WHAT IS EXPECTED ▸ Look through the material below for "content". Copy every line that contains it.

DATA SHOWN ▸
———

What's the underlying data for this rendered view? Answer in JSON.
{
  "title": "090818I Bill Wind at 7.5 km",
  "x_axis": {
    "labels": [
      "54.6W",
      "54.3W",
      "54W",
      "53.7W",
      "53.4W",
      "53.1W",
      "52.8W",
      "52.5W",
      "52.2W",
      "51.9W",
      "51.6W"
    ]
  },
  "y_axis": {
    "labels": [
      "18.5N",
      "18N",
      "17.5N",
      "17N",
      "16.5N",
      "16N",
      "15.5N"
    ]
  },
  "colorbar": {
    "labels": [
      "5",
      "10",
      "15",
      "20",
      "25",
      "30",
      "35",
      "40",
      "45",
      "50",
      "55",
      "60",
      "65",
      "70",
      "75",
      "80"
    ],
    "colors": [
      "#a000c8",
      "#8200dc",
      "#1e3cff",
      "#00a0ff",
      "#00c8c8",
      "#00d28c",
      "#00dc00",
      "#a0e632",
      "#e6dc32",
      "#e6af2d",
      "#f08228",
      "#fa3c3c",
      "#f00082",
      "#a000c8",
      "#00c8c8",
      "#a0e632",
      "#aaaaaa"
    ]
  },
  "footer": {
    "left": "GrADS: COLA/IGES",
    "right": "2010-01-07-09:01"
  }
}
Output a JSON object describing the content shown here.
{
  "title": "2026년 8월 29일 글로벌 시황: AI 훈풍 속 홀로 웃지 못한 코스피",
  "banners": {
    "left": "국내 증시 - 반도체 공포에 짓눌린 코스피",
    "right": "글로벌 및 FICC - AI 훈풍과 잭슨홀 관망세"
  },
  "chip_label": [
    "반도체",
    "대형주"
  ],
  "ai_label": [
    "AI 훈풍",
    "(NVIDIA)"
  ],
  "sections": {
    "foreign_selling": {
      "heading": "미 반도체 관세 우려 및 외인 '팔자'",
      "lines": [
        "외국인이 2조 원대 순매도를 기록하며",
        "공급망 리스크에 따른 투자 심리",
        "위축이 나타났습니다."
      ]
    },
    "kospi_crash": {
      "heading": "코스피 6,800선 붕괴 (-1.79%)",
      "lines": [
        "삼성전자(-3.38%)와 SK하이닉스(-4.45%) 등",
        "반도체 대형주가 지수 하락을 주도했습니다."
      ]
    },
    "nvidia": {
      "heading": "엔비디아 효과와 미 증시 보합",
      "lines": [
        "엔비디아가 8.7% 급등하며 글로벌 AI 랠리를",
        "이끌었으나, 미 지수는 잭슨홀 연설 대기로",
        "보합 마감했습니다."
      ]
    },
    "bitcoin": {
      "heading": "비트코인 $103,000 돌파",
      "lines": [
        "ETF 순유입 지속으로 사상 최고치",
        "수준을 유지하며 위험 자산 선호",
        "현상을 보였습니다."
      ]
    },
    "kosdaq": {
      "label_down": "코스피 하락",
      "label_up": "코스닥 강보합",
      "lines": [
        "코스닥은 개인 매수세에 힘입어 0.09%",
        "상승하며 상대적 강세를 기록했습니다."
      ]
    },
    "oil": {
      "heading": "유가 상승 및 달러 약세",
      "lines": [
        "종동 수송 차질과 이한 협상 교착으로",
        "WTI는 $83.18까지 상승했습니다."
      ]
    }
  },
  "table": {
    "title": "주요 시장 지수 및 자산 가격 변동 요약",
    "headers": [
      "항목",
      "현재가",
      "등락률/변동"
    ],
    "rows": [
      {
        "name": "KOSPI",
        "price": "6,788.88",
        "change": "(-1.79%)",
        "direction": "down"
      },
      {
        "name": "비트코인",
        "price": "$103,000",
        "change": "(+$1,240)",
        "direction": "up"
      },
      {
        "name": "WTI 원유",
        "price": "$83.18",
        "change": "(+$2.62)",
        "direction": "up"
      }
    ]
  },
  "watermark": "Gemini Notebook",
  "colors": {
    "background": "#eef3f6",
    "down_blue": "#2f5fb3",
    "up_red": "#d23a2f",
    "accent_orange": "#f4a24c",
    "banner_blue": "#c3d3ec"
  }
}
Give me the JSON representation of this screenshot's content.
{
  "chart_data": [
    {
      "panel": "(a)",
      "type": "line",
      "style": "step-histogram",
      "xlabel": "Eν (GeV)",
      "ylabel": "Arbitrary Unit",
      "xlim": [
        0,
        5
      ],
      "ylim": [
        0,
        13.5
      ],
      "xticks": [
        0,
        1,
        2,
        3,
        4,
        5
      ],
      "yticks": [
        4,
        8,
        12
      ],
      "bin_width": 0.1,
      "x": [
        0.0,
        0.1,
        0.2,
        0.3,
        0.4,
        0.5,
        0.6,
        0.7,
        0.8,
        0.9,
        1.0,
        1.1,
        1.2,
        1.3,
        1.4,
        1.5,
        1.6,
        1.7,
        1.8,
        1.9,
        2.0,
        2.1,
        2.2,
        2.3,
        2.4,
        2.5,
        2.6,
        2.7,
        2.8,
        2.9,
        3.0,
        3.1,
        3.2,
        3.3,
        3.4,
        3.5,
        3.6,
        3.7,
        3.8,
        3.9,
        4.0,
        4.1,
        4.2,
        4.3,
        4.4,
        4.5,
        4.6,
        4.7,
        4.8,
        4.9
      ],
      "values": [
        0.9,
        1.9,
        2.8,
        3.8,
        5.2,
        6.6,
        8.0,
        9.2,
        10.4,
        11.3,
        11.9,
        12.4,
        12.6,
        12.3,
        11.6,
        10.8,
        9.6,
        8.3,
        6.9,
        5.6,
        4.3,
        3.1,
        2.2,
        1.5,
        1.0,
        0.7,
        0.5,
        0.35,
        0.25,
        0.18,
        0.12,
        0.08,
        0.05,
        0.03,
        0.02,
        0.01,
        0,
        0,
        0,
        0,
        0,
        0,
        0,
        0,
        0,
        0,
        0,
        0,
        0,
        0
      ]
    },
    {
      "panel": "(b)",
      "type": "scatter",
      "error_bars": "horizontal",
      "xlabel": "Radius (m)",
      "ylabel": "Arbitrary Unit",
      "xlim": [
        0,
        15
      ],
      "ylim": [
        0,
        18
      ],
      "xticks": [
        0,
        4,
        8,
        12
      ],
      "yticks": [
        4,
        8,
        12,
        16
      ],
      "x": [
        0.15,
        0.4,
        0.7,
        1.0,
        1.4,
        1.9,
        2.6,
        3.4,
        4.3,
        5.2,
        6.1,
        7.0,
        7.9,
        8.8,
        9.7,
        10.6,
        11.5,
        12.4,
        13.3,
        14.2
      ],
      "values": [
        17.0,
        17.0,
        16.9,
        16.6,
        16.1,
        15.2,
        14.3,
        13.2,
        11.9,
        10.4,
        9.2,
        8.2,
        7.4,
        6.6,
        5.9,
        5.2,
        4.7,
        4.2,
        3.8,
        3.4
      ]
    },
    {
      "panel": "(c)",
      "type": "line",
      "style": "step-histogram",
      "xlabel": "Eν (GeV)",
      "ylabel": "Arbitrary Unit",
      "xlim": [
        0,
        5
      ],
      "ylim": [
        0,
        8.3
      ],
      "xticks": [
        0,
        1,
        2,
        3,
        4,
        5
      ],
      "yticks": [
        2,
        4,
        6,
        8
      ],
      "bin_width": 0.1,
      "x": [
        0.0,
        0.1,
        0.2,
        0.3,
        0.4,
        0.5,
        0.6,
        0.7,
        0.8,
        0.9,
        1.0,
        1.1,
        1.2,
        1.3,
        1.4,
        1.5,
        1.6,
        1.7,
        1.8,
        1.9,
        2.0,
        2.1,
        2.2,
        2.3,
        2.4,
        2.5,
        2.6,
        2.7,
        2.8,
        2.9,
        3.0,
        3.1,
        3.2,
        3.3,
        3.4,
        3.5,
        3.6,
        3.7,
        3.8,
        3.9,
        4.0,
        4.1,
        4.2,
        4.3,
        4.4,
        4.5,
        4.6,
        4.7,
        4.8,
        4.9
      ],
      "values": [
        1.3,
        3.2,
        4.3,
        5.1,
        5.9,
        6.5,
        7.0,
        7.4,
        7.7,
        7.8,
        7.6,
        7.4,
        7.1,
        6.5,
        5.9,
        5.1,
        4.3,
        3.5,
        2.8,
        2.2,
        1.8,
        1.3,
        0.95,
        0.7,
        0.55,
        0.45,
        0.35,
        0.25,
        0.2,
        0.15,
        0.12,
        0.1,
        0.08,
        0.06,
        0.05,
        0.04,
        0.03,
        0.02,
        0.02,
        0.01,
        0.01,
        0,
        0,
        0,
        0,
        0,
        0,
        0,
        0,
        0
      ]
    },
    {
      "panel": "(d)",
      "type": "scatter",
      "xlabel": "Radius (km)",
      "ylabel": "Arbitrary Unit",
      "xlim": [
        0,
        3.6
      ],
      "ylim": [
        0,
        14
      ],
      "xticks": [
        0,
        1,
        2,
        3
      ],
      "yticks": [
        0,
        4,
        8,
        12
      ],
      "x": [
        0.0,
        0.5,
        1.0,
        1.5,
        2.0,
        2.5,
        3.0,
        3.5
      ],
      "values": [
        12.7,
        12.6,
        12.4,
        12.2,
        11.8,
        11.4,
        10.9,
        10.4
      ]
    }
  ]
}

———

COMPLETED TASK ▸
Output a JSON object describing the content shown here.
Give me the JSON representation of this screenshot's content.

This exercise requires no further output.